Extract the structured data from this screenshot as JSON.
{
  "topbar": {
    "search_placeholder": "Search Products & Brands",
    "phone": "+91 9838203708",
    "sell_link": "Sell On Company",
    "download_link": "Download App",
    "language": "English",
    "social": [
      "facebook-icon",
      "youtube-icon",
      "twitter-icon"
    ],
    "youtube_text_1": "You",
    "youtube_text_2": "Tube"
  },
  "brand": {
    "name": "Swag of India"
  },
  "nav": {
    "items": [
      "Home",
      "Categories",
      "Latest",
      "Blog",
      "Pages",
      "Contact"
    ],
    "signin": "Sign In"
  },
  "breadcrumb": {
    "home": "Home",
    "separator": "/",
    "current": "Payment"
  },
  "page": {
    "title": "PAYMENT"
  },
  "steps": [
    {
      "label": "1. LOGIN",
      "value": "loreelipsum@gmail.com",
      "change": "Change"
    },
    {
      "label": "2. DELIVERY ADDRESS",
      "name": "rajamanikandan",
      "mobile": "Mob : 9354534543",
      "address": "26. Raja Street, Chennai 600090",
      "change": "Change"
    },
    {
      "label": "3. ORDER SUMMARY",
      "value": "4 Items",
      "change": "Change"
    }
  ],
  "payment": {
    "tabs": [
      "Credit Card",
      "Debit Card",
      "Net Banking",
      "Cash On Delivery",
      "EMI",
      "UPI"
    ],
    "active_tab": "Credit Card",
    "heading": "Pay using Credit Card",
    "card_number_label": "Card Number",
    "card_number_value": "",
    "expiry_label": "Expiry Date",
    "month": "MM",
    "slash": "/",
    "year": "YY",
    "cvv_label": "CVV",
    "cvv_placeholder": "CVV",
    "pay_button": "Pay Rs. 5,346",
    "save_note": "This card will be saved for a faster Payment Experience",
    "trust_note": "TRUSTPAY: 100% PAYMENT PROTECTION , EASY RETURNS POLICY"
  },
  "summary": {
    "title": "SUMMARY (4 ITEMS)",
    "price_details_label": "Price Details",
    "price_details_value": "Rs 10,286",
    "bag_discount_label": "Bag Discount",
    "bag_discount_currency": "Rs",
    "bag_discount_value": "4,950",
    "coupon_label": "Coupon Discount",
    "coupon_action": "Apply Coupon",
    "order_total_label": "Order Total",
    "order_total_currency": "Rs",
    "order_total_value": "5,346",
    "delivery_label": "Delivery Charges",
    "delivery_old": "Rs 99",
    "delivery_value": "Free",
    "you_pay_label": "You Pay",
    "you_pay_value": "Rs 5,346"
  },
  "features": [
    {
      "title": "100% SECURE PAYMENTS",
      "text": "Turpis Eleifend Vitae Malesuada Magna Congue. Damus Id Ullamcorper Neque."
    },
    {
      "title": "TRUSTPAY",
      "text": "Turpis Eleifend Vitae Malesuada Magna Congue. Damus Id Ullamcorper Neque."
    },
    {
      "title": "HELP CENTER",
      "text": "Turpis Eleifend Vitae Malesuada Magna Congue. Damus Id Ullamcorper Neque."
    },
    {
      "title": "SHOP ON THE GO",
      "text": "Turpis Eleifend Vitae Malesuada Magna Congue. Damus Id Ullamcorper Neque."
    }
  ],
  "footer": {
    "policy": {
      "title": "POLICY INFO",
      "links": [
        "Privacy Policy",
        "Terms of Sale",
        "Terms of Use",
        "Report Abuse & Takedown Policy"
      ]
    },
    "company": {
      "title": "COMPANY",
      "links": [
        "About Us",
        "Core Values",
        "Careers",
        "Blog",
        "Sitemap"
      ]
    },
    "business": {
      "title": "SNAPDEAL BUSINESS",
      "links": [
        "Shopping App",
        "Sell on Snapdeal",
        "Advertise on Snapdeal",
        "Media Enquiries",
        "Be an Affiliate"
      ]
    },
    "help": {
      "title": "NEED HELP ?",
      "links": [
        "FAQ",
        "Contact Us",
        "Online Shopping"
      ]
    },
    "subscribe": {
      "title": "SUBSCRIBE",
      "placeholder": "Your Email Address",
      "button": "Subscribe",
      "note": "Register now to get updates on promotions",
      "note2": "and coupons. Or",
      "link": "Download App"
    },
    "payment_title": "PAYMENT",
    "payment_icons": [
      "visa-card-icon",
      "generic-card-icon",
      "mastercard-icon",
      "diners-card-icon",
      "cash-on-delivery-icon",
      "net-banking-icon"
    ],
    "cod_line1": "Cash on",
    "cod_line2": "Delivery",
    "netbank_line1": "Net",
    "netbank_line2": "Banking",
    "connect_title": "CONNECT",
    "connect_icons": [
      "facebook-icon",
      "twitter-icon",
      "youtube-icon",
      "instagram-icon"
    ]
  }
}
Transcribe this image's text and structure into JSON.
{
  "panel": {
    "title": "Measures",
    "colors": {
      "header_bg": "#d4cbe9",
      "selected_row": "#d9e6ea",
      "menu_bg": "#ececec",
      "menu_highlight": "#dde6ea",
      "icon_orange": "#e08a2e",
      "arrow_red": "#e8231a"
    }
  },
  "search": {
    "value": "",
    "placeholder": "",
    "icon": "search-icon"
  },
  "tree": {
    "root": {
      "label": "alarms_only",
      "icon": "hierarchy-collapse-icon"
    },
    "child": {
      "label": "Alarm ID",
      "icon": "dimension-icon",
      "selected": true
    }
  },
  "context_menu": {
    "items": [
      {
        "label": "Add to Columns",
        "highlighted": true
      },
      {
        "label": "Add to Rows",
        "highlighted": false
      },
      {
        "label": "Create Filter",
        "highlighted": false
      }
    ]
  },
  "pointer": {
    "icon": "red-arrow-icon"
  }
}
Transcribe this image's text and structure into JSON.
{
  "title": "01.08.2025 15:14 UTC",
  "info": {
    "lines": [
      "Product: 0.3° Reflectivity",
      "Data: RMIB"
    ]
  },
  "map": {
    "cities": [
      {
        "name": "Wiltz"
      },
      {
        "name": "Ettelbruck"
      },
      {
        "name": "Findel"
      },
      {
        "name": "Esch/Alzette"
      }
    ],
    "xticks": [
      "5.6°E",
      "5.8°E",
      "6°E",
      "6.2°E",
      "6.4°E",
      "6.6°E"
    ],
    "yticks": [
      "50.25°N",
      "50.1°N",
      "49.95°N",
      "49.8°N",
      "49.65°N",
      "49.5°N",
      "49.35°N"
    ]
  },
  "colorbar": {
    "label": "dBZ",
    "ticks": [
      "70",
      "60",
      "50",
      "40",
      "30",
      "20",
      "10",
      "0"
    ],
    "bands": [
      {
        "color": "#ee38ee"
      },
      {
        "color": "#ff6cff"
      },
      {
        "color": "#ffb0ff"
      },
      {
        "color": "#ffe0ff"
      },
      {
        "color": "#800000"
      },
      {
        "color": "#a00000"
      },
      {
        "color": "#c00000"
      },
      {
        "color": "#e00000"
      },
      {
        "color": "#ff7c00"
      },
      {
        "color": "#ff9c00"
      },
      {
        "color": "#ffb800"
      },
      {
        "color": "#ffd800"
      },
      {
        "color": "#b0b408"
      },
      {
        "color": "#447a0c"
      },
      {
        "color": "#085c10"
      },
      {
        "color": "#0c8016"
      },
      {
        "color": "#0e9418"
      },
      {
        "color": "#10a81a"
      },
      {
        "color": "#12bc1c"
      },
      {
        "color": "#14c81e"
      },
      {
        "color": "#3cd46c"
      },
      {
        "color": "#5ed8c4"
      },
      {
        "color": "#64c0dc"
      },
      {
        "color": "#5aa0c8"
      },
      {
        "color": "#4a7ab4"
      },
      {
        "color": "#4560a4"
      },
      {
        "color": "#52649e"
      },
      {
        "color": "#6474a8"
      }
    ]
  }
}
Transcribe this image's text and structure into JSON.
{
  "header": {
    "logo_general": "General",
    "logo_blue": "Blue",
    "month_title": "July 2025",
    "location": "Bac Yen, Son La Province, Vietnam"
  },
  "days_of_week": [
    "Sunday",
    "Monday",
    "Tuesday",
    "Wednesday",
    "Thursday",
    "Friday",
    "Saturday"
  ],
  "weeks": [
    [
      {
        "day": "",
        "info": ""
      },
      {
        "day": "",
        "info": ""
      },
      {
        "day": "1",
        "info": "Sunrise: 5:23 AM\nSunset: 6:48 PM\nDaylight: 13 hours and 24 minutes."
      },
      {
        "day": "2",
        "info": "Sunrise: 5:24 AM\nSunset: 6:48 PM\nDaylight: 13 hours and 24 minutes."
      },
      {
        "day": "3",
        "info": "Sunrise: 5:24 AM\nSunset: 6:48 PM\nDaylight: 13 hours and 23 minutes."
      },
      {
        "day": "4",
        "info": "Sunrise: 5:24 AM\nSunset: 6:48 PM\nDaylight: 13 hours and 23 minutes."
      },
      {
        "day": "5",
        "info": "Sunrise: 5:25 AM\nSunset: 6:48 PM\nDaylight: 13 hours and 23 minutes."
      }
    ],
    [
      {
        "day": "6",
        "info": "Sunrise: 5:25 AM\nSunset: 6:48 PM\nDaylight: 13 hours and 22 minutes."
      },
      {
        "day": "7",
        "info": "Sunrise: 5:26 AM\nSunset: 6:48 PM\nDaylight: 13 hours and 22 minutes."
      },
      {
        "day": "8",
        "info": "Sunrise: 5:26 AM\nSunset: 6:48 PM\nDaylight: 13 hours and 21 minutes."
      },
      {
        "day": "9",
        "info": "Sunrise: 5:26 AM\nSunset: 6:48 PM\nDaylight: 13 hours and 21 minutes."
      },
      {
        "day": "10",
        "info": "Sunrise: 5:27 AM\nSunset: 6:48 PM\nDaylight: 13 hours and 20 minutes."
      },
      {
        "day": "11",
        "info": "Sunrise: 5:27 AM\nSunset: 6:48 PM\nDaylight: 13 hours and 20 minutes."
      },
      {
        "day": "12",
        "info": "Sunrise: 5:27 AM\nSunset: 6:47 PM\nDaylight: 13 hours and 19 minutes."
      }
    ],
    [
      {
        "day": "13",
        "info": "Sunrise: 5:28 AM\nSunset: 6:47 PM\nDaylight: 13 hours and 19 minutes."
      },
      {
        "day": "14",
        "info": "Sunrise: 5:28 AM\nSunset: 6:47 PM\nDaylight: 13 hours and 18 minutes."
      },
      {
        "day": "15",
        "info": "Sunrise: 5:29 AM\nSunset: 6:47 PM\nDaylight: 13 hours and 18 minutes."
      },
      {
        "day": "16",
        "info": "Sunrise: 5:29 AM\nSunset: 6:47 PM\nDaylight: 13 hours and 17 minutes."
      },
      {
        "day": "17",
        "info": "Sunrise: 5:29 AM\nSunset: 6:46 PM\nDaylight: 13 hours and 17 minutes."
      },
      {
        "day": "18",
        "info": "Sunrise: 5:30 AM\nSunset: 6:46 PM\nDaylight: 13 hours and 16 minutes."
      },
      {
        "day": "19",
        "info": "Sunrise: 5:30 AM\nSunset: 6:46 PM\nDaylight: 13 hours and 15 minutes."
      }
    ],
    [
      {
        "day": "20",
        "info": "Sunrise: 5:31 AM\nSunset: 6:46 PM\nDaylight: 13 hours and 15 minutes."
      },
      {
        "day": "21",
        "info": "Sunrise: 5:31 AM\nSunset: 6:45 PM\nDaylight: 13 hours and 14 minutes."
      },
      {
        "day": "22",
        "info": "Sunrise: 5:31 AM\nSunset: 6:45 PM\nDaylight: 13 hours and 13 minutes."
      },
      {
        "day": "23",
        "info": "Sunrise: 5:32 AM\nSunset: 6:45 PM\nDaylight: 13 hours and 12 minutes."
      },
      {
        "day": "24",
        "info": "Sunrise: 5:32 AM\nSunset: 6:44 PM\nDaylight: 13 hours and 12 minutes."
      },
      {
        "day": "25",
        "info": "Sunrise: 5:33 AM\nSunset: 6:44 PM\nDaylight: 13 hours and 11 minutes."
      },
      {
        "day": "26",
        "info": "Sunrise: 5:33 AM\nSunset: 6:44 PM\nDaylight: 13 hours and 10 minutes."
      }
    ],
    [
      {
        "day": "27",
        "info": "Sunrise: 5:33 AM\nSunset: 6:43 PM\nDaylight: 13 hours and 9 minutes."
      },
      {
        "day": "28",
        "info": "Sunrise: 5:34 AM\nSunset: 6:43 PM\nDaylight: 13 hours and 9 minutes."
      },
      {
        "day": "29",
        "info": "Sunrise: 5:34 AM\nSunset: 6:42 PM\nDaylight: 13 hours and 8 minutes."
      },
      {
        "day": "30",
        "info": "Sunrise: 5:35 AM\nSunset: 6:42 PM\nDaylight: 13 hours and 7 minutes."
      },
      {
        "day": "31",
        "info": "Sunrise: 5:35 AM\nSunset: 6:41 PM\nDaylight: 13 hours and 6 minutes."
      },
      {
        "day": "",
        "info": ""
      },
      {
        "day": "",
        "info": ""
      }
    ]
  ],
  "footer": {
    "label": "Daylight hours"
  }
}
________
Aim
Read through the entries and copy every line that includes "name".

Written response
    "name": "Swag of India"
      "name": "rajamanikandan",
        "name": "Wiltz"
        "name": "Ettelbruck"
        "name": "Findel"
        "name": "Esch/Alzette"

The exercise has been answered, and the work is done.